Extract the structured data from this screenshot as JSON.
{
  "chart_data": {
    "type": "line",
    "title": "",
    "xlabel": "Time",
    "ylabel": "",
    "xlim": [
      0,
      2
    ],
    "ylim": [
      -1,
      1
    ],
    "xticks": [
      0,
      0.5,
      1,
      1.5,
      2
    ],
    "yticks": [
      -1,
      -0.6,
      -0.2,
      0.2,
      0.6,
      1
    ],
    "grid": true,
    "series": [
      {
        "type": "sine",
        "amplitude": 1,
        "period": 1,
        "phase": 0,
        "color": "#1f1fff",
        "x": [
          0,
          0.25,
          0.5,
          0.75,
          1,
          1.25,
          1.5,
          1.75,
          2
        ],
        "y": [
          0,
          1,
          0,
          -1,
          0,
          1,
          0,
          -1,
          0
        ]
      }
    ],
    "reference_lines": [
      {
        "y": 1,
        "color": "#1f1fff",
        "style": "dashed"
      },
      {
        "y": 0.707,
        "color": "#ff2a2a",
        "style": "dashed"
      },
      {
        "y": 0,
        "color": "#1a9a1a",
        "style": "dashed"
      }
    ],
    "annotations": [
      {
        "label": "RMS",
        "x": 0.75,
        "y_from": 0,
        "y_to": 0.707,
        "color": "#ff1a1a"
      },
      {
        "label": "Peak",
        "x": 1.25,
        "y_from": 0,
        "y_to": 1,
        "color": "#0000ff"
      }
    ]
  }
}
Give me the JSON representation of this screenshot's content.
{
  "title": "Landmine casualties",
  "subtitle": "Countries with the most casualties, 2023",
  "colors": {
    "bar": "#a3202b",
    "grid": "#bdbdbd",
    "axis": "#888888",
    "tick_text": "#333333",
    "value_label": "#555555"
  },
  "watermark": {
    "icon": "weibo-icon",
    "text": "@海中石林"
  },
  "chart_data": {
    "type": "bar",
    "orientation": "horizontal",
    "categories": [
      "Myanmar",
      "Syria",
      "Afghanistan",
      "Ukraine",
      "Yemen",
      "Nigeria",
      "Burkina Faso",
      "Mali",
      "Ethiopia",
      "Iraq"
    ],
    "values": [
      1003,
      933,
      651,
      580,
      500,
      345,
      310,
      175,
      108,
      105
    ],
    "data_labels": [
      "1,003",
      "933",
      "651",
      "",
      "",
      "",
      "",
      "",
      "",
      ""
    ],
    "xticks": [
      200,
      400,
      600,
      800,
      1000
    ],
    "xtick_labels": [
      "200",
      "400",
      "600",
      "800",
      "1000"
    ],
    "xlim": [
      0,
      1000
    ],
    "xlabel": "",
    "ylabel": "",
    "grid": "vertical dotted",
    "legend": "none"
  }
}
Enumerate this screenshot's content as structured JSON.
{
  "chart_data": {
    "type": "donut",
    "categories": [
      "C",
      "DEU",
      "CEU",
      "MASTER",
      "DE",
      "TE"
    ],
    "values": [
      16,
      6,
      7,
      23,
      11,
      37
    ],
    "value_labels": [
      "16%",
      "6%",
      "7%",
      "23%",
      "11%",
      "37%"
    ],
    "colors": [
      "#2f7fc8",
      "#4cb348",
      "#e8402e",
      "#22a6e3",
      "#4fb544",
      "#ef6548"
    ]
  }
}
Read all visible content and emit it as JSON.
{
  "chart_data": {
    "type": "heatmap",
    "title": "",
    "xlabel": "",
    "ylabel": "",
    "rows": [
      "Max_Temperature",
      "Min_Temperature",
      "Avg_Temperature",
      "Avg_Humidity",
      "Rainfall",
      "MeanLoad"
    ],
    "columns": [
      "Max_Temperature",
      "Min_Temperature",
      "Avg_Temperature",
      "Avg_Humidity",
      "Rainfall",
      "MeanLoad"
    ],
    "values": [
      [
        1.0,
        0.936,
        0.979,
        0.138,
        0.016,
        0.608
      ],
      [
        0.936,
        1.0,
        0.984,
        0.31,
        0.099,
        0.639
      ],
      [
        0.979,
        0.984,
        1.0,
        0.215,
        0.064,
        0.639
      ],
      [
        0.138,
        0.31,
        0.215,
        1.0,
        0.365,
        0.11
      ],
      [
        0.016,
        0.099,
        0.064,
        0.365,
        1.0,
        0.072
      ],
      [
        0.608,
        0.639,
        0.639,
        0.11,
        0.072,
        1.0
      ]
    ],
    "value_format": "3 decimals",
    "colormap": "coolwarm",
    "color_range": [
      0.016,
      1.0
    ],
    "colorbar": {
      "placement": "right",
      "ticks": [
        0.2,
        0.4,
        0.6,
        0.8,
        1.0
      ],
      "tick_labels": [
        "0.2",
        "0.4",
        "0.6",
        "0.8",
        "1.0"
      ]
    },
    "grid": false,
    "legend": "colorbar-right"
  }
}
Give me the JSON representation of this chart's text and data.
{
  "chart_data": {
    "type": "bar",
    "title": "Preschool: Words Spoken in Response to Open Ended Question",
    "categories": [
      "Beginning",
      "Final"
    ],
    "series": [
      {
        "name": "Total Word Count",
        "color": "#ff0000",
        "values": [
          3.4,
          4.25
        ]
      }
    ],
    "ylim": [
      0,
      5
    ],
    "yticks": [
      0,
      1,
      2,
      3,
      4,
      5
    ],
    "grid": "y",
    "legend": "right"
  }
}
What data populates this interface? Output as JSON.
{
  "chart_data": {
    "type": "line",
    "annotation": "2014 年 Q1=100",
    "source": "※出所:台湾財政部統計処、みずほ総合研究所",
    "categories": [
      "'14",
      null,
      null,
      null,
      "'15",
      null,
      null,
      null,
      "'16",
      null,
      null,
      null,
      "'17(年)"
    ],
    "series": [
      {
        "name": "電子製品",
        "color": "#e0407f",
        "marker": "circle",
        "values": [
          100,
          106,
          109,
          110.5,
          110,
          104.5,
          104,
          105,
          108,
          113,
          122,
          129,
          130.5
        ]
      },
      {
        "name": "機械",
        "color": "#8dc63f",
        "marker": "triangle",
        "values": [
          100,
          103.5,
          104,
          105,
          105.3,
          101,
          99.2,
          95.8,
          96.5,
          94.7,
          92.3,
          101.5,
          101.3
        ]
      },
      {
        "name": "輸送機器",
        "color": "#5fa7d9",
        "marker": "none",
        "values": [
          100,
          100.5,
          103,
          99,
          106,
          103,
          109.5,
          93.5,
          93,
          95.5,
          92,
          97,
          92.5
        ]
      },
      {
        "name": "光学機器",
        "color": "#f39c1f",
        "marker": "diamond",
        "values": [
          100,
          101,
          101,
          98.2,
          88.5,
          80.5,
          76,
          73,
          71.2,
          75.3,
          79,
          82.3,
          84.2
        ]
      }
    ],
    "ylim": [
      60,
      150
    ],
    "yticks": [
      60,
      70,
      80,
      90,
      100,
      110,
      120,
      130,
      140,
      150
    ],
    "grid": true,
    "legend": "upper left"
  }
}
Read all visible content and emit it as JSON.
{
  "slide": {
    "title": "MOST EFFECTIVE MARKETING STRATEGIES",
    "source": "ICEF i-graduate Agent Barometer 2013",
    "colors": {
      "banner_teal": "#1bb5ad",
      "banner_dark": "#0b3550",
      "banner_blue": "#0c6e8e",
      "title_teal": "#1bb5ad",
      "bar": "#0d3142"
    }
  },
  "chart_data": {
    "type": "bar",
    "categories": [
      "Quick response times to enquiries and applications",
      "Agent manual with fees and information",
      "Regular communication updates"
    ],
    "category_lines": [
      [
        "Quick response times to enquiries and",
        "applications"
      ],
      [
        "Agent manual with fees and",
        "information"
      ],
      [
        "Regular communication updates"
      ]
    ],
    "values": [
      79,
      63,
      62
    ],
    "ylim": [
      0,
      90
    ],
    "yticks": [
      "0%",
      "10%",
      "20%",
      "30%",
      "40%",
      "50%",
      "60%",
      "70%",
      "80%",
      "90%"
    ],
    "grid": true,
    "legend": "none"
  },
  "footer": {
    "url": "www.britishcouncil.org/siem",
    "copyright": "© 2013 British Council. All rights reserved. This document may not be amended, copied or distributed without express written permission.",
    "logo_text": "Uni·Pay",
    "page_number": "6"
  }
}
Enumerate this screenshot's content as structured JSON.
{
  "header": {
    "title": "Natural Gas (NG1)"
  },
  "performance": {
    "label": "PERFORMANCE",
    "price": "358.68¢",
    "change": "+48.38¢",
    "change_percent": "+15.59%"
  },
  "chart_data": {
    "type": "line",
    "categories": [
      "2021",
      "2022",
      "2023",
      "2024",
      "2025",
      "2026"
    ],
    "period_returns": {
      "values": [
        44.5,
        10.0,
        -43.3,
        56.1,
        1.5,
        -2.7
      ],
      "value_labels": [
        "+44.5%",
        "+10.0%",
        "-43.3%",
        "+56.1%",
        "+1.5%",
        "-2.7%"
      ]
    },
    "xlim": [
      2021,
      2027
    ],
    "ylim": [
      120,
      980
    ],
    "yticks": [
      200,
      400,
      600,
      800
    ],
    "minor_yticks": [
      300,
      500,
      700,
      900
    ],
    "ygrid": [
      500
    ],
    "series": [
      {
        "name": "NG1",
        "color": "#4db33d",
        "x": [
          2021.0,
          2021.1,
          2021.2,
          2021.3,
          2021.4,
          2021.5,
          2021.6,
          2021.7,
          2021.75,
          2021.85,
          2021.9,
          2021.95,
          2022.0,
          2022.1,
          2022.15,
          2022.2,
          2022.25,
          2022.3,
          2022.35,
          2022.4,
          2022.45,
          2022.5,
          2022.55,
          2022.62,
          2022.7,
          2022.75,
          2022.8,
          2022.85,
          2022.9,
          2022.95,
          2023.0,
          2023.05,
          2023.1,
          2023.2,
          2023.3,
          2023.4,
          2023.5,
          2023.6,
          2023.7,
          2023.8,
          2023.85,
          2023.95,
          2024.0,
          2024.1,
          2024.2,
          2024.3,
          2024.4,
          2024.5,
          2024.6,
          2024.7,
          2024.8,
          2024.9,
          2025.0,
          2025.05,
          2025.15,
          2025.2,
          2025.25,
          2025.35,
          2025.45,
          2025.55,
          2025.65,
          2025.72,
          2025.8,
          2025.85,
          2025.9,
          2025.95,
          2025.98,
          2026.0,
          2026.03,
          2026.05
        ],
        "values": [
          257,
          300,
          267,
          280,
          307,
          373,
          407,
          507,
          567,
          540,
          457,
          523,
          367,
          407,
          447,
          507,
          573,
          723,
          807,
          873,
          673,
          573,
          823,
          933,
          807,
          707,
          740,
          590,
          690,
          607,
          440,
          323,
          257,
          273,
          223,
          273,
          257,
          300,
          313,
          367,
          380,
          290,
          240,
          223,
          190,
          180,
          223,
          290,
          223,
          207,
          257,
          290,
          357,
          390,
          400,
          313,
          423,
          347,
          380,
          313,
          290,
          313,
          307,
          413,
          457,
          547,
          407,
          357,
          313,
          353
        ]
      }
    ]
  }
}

* * *

Return solely the number of lines in the data that include the word "Quick".

Result for this exercise.
2